> Records for the exercise:
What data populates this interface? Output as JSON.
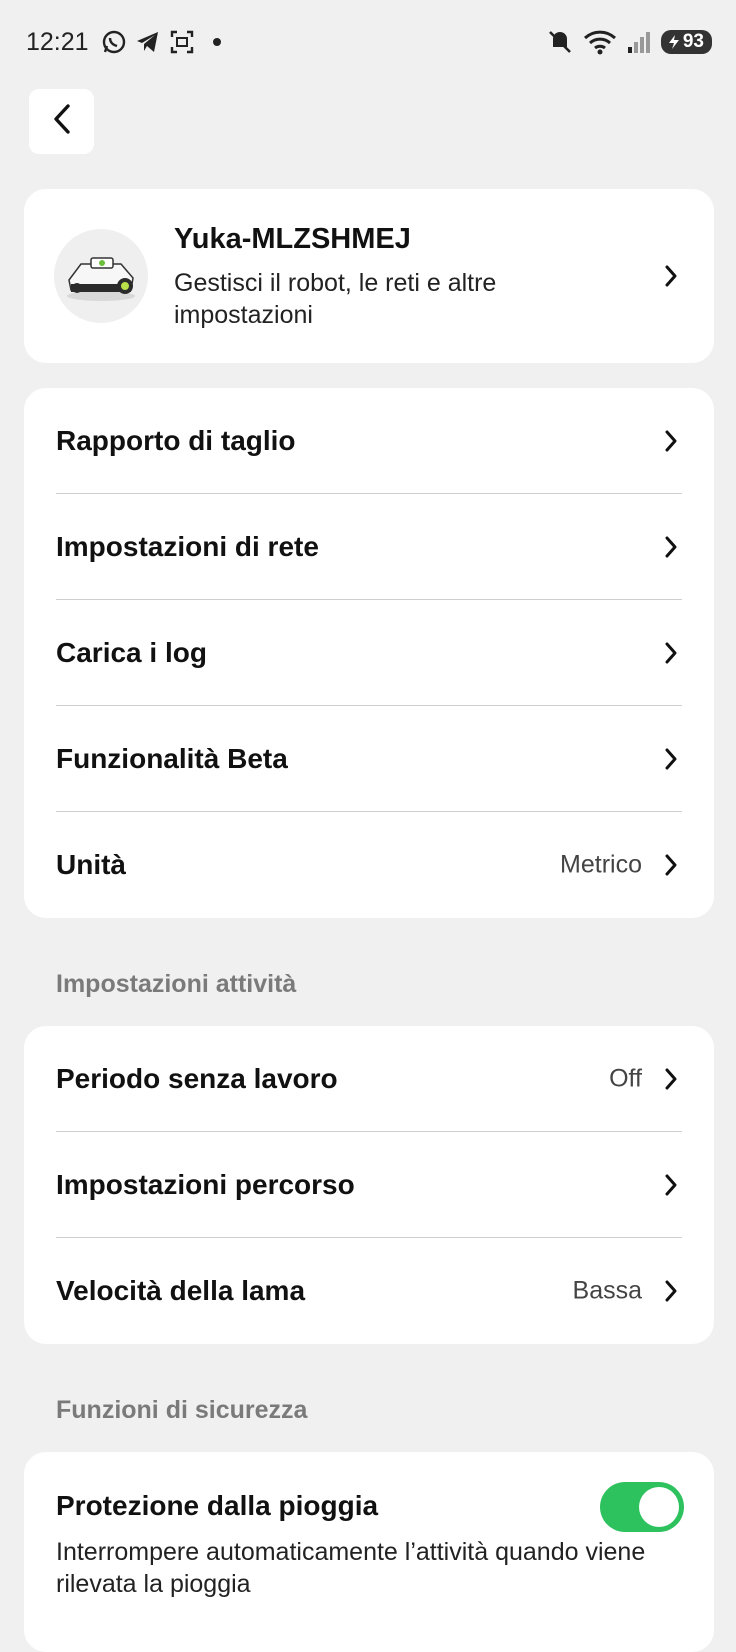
{
  "status_bar": {
    "time": "12:21",
    "battery": "93",
    "left_icons": [
      "whatsapp-icon",
      "telegram-icon",
      "screenshot-icon"
    ],
    "right_icons": [
      "mute-icon",
      "wifi-icon",
      "signal-icon",
      "battery-icon"
    ]
  },
  "header": {
    "back_icon": "chevron-left-icon"
  },
  "robot": {
    "name": "Yuka-MLZSHMEJ",
    "description": "Gestisci il robot, le reti e altre impostazioni"
  },
  "general_menu": [
    {
      "label": "Rapporto di taglio",
      "value": ""
    },
    {
      "label": "Impostazioni di rete",
      "value": ""
    },
    {
      "label": "Carica i log",
      "value": ""
    },
    {
      "label": "Funzionalità Beta",
      "value": ""
    },
    {
      "label": "Unità",
      "value": "Metrico"
    }
  ],
  "activity_section": {
    "title": "Impostazioni attività",
    "items": [
      {
        "label": "Periodo senza lavoro",
        "value": "Off"
      },
      {
        "label": "Impostazioni percorso",
        "value": ""
      },
      {
        "label": "Velocità della lama",
        "value": "Bassa"
      }
    ]
  },
  "safety_section": {
    "title": "Funzioni di sicurezza",
    "rain_protection": {
      "title": "Protezione dalla pioggia",
      "description": "Interrompere automaticamente l’attività quando viene rilevata la pioggia",
      "enabled": true
    }
  },
  "colors": {
    "background": "#f0f0f0",
    "card": "#ffffff",
    "toggle_on": "#2ec25f",
    "section_title": "#7a7a7a"
  }
}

> Given instruction: Find all lines with "description" in them and copy each one.

> Response:
    "description": "Gestisci il robot, le reti e altre impostazioni"
      "description": "Interrompere automaticamente l’attività quando viene rilevata la pioggia",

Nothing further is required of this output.